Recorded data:

╔══

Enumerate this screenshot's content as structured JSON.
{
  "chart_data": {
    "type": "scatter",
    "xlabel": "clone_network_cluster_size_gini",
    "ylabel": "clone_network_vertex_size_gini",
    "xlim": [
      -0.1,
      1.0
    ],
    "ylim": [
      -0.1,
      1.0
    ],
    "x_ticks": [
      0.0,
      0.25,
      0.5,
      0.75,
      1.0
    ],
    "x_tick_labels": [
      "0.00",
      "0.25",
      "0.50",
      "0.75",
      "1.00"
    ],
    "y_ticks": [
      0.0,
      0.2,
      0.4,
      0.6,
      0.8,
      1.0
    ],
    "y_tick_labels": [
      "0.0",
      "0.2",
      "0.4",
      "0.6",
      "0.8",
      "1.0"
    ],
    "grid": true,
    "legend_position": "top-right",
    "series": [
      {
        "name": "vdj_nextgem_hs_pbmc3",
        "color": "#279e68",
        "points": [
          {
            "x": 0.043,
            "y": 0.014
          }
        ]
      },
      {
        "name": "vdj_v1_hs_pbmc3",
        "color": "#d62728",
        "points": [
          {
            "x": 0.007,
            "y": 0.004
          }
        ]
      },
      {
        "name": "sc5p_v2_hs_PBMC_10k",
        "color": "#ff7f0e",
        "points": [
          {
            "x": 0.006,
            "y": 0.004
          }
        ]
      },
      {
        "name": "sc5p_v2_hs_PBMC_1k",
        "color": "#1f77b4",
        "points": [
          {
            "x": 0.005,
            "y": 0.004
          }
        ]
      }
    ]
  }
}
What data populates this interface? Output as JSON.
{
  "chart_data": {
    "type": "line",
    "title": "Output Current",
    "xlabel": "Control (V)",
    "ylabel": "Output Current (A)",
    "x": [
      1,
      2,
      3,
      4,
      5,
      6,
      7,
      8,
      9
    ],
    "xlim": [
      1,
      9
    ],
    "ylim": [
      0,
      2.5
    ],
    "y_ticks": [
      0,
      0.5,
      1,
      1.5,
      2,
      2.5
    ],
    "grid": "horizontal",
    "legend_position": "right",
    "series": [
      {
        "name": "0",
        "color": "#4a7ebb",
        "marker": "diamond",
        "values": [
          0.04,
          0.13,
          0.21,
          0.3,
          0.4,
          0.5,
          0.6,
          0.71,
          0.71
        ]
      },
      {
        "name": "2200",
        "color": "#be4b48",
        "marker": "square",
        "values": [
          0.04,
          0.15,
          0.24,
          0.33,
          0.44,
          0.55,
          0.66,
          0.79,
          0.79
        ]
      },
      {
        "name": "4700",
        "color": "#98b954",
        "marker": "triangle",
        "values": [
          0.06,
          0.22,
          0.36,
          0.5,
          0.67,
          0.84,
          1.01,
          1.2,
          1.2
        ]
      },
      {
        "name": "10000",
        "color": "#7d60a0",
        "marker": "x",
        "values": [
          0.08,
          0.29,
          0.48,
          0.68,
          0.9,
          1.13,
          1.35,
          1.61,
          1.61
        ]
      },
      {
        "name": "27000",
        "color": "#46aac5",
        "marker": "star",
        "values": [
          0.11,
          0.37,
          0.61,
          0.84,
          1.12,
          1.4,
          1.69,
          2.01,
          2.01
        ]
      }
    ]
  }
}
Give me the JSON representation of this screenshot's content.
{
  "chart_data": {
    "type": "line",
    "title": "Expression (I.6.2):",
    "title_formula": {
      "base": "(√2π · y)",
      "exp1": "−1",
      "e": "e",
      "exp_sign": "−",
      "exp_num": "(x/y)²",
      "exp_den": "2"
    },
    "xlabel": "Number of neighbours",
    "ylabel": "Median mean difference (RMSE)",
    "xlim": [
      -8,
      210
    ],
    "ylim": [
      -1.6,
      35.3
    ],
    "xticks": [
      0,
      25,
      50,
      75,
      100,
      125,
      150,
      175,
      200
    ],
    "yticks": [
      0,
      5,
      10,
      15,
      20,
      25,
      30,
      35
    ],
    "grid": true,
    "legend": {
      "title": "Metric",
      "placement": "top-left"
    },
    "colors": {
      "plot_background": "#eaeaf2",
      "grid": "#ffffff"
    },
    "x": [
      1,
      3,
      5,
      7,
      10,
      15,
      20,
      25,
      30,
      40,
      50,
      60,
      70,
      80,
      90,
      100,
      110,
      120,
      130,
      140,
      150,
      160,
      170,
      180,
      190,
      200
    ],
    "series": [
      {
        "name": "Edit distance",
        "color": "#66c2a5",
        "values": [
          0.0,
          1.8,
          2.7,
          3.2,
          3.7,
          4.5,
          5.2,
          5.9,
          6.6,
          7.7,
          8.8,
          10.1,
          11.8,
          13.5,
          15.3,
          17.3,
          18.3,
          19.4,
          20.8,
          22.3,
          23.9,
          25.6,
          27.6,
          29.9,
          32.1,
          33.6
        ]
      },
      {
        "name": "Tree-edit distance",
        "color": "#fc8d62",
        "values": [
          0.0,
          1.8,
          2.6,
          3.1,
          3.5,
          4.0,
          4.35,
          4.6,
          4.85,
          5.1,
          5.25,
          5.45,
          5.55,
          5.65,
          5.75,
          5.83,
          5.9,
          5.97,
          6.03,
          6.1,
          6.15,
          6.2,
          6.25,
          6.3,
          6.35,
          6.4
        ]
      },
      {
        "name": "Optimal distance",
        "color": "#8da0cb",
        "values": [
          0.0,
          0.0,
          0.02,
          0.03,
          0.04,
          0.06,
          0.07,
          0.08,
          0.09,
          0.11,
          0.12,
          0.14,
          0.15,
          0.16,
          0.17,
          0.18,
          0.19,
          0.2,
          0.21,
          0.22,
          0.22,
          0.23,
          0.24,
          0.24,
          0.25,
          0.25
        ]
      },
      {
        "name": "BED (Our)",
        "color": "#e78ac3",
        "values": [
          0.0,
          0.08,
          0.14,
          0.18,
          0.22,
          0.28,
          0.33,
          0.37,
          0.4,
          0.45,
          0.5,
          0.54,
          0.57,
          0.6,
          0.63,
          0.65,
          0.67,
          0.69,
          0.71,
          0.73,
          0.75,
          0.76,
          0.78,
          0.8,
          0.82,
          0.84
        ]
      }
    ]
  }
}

╚══

*Your goal*
Retype the data exactly as given.

*Result of this exercise*
Enumerate this screenshot's content as structured JSON.
{
  "chart_data": {
    "type": "scatter",
    "xlabel": "clone_network_cluster_size_gini",
    "ylabel": "clone_network_vertex_size_gini",
    "xlim": [
      -0.1,
      1.0
    ],
    "ylim": [
      -0.1,
      1.0
    ],
    "x_ticks": [
      0.0,
      0.25,
      0.5,
      0.75,
      1.0
    ],
    "x_tick_labels": [
      "0.00",
      "0.25",
      "0.50",
      "0.75",
      "1.00"
    ],
    "y_ticks": [
      0.0,
      0.2,
      0.4,
      0.6,
      0.8,
      1.0
    ],
    "y_tick_labels": [
      "0.0",
      "0.2",
      "0.4",
      "0.6",
      "0.8",
      "1.0"
    ],
    "grid": true,
    "legend_position": "top-right",
    "series": [
      {
        "name": "vdj_nextgem_hs_pbmc3",
        "color": "#279e68",
        "points": [
          {
            "x": 0.043,
            "y": 0.014
          }
        ]
      },
      {
        "name": "vdj_v1_hs_pbmc3",
        "color": "#d62728",
        "points": [
          {
            "x": 0.007,
            "y": 0.004
          }
        ]
      },
      {
        "name": "sc5p_v2_hs_PBMC_10k",
        "color": "#ff7f0e",
        "points": [
          {
            "x": 0.006,
            "y": 0.004
          }
        ]
      },
      {
        "name": "sc5p_v2_hs_PBMC_1k",
        "color": "#1f77b4",
        "points": [
          {
            "x": 0.005,
            "y": 0.004
          }
        ]
      }
    ]
  }
}
What data populates this interface? Output as JSON.
{
  "chart_data": {
    "type": "line",
    "title": "Output Current",
    "xlabel": "Control (V)",
    "ylabel": "Output Current (A)",
    "x": [
      1,
      2,
      3,
      4,
      5,
      6,
      7,
      8,
      9
    ],
    "xlim": [
      1,
      9
    ],
    "ylim": [
      0,
      2.5
    ],
    "y_ticks": [
      0,
      0.5,
      1,
      1.5,
      2,
      2.5
    ],
    "grid": "horizontal",
    "legend_position": "right",
    "series": [
      {
        "name": "0",
        "color": "#4a7ebb",
        "marker": "diamond",
        "values": [
          0.04,
          0.13,
          0.21,
          0.3,
          0.4,
          0.5,
          0.6,
          0.71,
          0.71
        ]
      },
      {
        "name": "2200",
        "color": "#be4b48",
        "marker": "square",
        "values": [
          0.04,
          0.15,
          0.24,
          0.33,
          0.44,
          0.55,
          0.66,
          0.79,
          0.79
        ]
      },
      {
        "name": "4700",
        "color": "#98b954",
        "marker": "triangle",
        "values": [
          0.06,
          0.22,
          0.36,
          0.5,
          0.67,
          0.84,
          1.01,
          1.2,
          1.2
        ]
      },
      {
        "name": "10000",
        "color": "#7d60a0",
        "marker": "x",
        "values": [
          0.08,
          0.29,
          0.48,
          0.68,
          0.9,
          1.13,
          1.35,
          1.61,
          1.61
        ]
      },
      {
        "name": "27000",
        "color": "#46aac5",
        "marker": "star",
        "values": [
          0.11,
          0.37,
          0.61,
          0.84,
          1.12,
          1.4,
          1.69,
          2.01,
          2.01
        ]
      }
    ]
  }
}
Give me the JSON representation of this screenshot's content.
{
  "chart_data": {
    "type": "line",
    "title": "Expression (I.6.2):",
    "title_formula": {
      "base": "(√2π · y)",
      "exp1": "−1",
      "e": "e",
      "exp_sign": "−",
      "exp_num": "(x/y)²",
      "exp_den": "2"
    },
    "xlabel": "Number of neighbours",
    "ylabel": "Median mean difference (RMSE)",
    "xlim": [
      -8,
      210
    ],
    "ylim": [
      -1.6,
      35.3
    ],
    "xticks": [
      0,
      25,
      50,
      75,
      100,
      125,
      150,
      175,
      200
    ],
    "yticks": [
      0,
      5,
      10,
      15,
      20,
      25,
      30,
      35
    ],
    "grid": true,
    "legend": {
      "title": "Metric",
      "placement": "top-left"
    },
    "colors": {
      "plot_background": "#eaeaf2",
      "grid": "#ffffff"
    },
    "x": [
      1,
      3,
      5,
      7,
      10,
      15,
      20,
      25,
      30,
      40,
      50,
      60,
      70,
      80,
      90,
      100,
      110,
      120,
      130,
      140,
      150,
      160,
      170,
      180,
      190,
      200
    ],
    "series": [
      {
        "name": "Edit distance",
        "color": "#66c2a5",
        "values": [
          0.0,
          1.8,
          2.7,
          3.2,
          3.7,
          4.5,
          5.2,
          5.9,
          6.6,
          7.7,
          8.8,
          10.1,
          11.8,
          13.5,
          15.3,
          17.3,
          18.3,
          19.4,
          20.8,
          22.3,
          23.9,
          25.6,
          27.6,
          29.9,
          32.1,
          33.6
        ]
      },
      {
        "name": "Tree-edit distance",
        "color": "#fc8d62",
        "values": [
          0.0,
          1.8,
          2.6,
          3.1,
          3.5,
          4.0,
          4.35,
          4.6,
          4.85,
          5.1,
          5.25,
          5.45,
          5.55,
          5.65,
          5.75,
          5.83,
          5.9,
          5.97,
          6.03,
          6.1,
          6.15,
          6.2,
          6.25,
          6.3,
          6.35,
          6.4
        ]
      },
      {
        "name": "Optimal distance",
        "color": "#8da0cb",
        "values": [
          0.0,
          0.0,
          0.02,
          0.03,
          0.04,
          0.06,
          0.07,
          0.08,
          0.09,
          0.11,
          0.12,
          0.14,
          0.15,
          0.16,
          0.17,
          0.18,
          0.19,
          0.2,
          0.21,
          0.22,
          0.22,
          0.23,
          0.24,
          0.24,
          0.25,
          0.25
        ]
      },
      {
        "name": "BED (Our)",
        "color": "#e78ac3",
        "values": [
          0.0,
          0.08,
          0.14,
          0.18,
          0.22,
          0.28,
          0.33,
          0.37,
          0.4,
          0.45,
          0.5,
          0.54,
          0.57,
          0.6,
          0.63,
          0.65,
          0.67,
          0.69,
          0.71,
          0.73,
          0.75,
          0.76,
          0.78,
          0.8,
          0.82,
          0.84
        ]
      }
    ]
  }
}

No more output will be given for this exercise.